- YOUR TASK: Will you write out the data exactly, excluding every picture?

═════ INPUT RECORDS ═════

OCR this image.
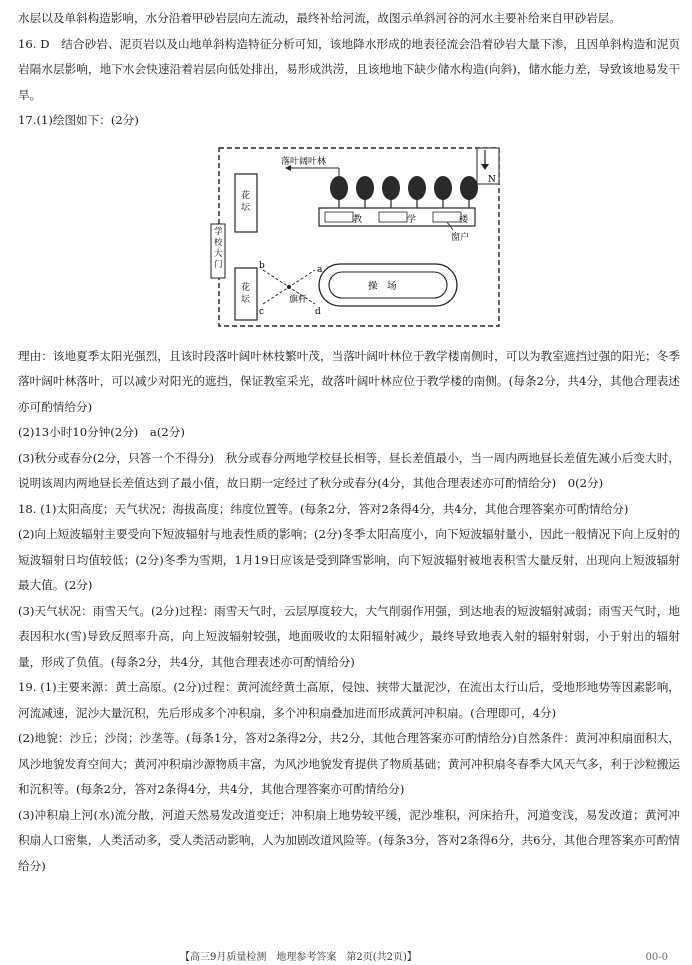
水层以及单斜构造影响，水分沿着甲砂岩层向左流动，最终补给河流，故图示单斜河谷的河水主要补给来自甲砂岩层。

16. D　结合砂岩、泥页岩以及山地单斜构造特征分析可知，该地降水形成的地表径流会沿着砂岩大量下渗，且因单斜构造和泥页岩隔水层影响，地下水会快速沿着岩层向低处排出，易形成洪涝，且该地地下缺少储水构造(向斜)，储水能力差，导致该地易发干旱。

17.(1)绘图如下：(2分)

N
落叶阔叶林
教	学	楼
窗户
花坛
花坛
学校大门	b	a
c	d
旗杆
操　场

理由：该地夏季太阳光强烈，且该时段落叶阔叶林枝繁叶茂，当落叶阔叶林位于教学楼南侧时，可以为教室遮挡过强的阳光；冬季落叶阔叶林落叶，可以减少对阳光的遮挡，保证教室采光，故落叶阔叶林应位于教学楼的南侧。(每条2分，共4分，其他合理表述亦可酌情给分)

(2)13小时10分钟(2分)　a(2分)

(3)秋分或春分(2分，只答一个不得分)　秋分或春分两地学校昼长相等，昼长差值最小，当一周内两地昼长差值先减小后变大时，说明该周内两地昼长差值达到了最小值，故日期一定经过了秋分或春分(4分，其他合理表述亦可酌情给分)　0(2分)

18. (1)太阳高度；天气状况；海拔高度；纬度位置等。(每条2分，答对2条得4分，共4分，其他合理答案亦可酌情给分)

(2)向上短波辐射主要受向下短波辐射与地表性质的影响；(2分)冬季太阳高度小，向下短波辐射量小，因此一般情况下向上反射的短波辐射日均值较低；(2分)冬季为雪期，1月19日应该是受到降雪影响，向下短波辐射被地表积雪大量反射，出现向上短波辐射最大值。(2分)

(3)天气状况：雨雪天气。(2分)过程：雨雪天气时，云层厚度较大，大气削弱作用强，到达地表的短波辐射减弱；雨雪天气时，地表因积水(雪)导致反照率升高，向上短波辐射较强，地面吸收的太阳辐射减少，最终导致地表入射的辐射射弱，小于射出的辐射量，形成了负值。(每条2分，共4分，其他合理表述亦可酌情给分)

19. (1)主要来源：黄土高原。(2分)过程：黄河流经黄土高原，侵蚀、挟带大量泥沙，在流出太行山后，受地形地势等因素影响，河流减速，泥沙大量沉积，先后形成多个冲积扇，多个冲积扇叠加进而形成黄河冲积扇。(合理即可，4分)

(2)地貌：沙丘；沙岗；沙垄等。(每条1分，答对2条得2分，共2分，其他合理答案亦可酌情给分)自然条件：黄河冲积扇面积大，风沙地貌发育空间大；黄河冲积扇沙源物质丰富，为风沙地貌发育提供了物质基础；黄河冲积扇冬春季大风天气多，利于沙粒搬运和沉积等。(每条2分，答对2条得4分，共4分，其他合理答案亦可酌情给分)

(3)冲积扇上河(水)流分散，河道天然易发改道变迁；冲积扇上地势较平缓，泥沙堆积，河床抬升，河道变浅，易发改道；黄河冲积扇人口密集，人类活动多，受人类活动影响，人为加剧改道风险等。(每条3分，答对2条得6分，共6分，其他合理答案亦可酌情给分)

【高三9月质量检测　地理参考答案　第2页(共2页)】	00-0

═════

- SOLVED PROBLEM:
OCR this image.
水层以及单斜构造影响，水分沿着甲砂岩层向左流动，最终补给河流，故图示单斜河谷的河水主要补给来自甲砂岩层。

16. D　结合砂岩、泥页岩以及山地单斜构造特征分析可知，该地降水形成的地表径流会沿着砂岩大量下渗，且因单斜构造和泥页岩隔水层影响，地下水会快速沿着岩层向低处排出，易形成洪涝，且该地地下缺少储水构造(向斜)，储水能力差，导致该地易发干旱。

17.(1)绘图如下：(2分)

N
落叶阔叶林
教	学	楼
窗户
花坛
花坛
学校大门	b	a
c	d
旗杆
操　场

理由：该地夏季太阳光强烈，且该时段落叶阔叶林枝繁叶茂，当落叶阔叶林位于教学楼南侧时，可以为教室遮挡过强的阳光；冬季落叶阔叶林落叶，可以减少对阳光的遮挡，保证教室采光，故落叶阔叶林应位于教学楼的南侧。(每条2分，共4分，其他合理表述亦可酌情给分)

(2)13小时10分钟(2分)　a(2分)

(3)秋分或春分(2分，只答一个不得分)　秋分或春分两地学校昼长相等，昼长差值最小，当一周内两地昼长差值先减小后变大时，说明该周内两地昼长差值达到了最小值，故日期一定经过了秋分或春分(4分，其他合理表述亦可酌情给分)　0(2分)

18. (1)太阳高度；天气状况；海拔高度；纬度位置等。(每条2分，答对2条得4分，共4分，其他合理答案亦可酌情给分)

(2)向上短波辐射主要受向下短波辐射与地表性质的影响；(2分)冬季太阳高度小，向下短波辐射量小，因此一般情况下向上反射的短波辐射日均值较低；(2分)冬季为雪期，1月19日应该是受到降雪影响，向下短波辐射被地表积雪大量反射，出现向上短波辐射最大值。(2分)

(3)天气状况：雨雪天气。(2分)过程：雨雪天气时，云层厚度较大，大气削弱作用强，到达地表的短波辐射减弱；雨雪天气时，地表因积水(雪)导致反照率升高，向上短波辐射较强，地面吸收的太阳辐射减少，最终导致地表入射的辐射射弱，小于射出的辐射量，形成了负值。(每条2分，共4分，其他合理表述亦可酌情给分)

19. (1)主要来源：黄土高原。(2分)过程：黄河流经黄土高原，侵蚀、挟带大量泥沙，在流出太行山后，受地形地势等因素影响，河流减速，泥沙大量沉积，先后形成多个冲积扇，多个冲积扇叠加进而形成黄河冲积扇。(合理即可，4分)

(2)地貌：沙丘；沙岗；沙垄等。(每条1分，答对2条得2分，共2分，其他合理答案亦可酌情给分)自然条件：黄河冲积扇面积大，风沙地貌发育空间大；黄河冲积扇沙源物质丰富，为风沙地貌发育提供了物质基础；黄河冲积扇冬春季大风天气多，利于沙粒搬运和沉积等。(每条2分，答对2条得4分，共4分，其他合理答案亦可酌情给分)

(3)冲积扇上河(水)流分散，河道天然易发改道变迁；冲积扇上地势较平缓，泥沙堆积，河床抬升，河道变浅，易发改道；黄河冲积扇人口密集，人类活动多，受人类活动影响，人为加剧改道风险等。(每条3分，答对2条得6分，共6分，其他合理答案亦可酌情给分)

【高三9月质量检测　地理参考答案　第2页(共2页)】	00-0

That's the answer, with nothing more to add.